### Information given
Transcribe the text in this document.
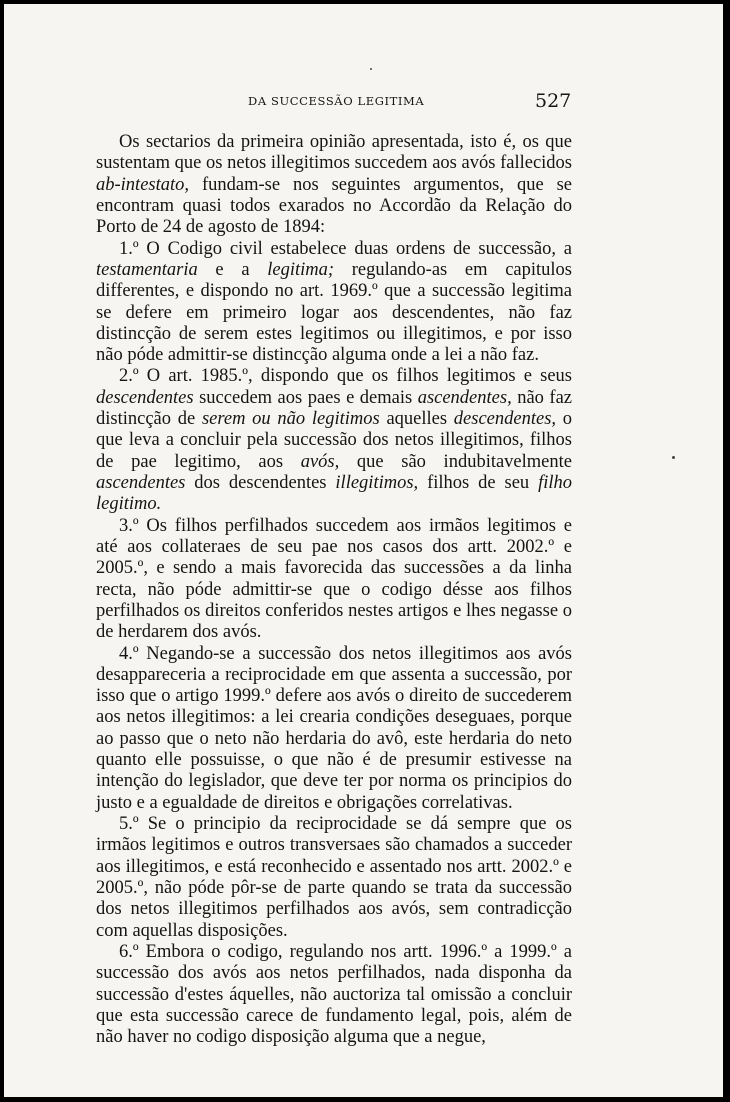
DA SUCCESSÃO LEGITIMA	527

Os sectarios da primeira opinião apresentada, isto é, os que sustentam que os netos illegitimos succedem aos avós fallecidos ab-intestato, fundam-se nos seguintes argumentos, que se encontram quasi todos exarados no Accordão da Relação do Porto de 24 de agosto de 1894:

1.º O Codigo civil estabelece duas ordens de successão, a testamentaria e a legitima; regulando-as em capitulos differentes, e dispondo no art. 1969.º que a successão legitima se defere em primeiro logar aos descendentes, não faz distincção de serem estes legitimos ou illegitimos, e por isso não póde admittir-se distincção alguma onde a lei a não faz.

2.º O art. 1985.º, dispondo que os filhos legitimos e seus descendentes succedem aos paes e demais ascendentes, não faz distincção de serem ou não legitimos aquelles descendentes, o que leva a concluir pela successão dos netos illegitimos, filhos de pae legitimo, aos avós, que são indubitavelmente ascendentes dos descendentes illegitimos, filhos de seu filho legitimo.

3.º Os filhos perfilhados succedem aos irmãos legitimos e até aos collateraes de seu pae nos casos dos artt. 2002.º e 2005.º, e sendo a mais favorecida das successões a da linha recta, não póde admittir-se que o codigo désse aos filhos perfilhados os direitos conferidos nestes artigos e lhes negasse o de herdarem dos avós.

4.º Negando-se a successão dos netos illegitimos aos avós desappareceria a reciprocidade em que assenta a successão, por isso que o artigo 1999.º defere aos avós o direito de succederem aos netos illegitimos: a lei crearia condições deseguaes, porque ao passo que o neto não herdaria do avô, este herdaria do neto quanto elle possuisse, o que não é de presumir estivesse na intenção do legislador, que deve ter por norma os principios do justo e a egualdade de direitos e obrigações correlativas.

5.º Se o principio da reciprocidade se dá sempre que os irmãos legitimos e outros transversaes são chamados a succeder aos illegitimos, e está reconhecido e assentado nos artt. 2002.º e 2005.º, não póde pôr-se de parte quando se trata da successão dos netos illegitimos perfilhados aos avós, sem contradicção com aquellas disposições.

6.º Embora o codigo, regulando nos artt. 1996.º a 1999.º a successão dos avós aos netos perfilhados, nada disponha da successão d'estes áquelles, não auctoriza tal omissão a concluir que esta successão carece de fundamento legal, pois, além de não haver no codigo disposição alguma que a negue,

--

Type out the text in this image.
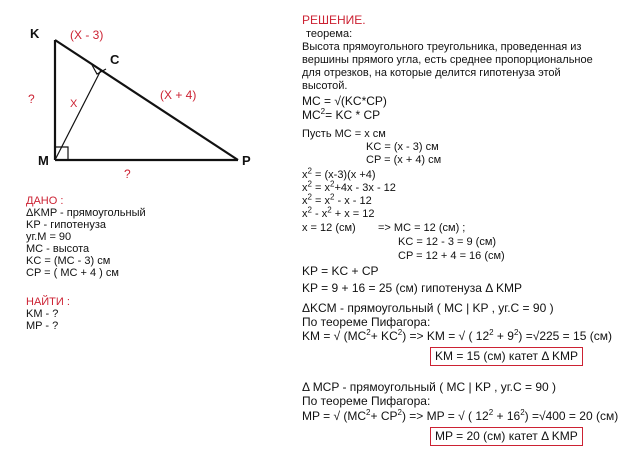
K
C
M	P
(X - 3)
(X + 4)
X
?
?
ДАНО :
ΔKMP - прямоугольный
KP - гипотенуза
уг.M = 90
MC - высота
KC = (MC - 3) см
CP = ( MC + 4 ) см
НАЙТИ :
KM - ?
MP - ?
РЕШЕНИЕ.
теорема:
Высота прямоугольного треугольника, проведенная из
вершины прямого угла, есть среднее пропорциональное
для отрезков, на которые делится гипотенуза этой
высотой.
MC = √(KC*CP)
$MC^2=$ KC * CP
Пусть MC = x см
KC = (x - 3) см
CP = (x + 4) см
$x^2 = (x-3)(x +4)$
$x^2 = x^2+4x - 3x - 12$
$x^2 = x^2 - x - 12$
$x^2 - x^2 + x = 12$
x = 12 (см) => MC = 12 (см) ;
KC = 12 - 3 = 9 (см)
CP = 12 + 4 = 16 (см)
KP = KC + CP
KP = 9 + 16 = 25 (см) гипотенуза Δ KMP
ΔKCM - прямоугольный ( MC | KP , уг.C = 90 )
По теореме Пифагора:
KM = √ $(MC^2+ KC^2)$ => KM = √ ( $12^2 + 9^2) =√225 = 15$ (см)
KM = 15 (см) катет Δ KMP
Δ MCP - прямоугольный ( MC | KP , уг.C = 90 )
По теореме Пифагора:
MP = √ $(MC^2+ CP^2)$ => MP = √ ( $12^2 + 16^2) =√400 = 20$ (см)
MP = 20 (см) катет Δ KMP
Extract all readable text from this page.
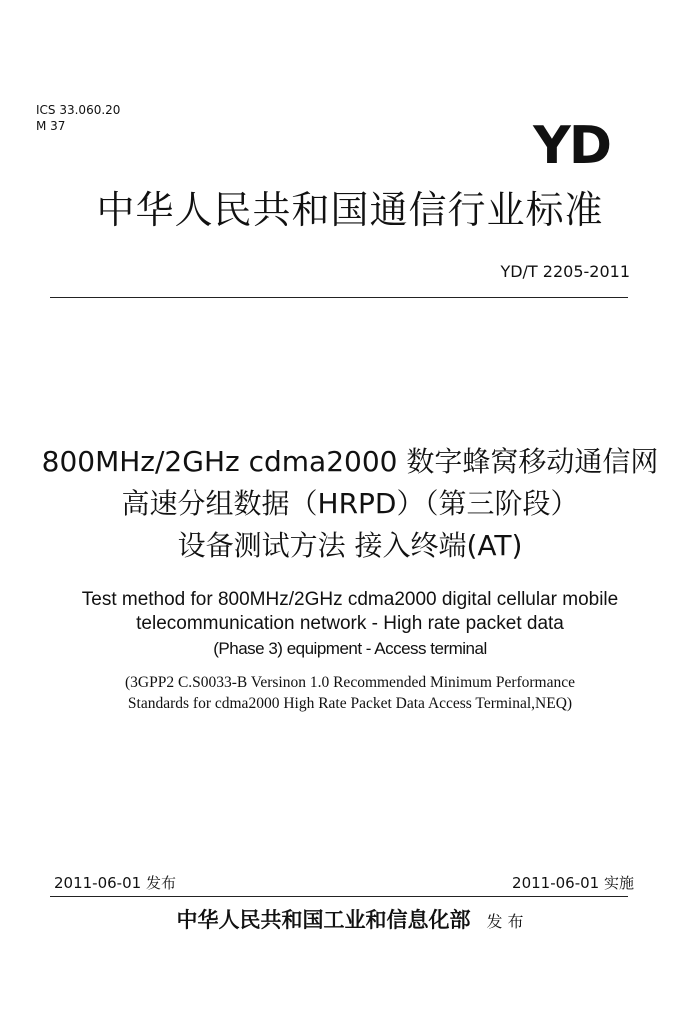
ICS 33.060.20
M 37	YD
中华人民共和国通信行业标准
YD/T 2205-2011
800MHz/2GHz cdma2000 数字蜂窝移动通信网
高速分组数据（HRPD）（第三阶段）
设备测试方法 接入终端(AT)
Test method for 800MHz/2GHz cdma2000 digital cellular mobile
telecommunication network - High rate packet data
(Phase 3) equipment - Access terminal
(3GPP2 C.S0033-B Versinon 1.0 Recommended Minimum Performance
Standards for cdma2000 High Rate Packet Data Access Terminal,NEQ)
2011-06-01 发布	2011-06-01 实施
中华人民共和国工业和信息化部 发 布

==

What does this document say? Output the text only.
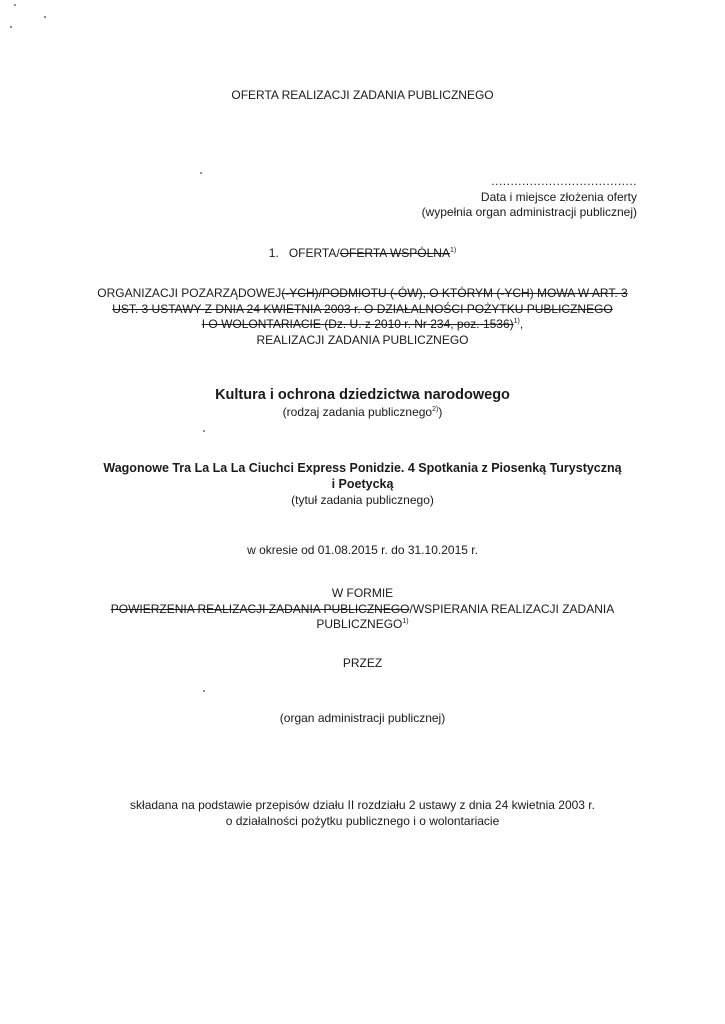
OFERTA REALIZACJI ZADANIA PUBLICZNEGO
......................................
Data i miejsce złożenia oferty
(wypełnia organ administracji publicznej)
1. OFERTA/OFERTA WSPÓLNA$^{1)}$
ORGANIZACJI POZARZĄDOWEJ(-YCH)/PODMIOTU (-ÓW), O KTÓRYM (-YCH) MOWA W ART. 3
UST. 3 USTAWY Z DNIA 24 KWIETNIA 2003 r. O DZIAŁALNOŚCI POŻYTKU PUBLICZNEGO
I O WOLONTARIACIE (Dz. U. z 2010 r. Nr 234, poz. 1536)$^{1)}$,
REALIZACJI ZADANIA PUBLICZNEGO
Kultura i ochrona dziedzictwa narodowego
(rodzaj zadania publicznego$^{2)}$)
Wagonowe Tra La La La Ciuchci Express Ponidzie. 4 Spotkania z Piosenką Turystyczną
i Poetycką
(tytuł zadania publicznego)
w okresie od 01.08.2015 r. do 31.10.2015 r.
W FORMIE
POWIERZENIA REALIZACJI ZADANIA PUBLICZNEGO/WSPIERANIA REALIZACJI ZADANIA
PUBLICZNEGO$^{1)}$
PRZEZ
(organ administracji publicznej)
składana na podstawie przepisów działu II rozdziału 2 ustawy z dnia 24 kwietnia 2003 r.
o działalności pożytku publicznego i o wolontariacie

### Prompt
A line counts if it holds the word "гипотенуза". Work out how many lines in the listing count, and give only that number.

### The solution
3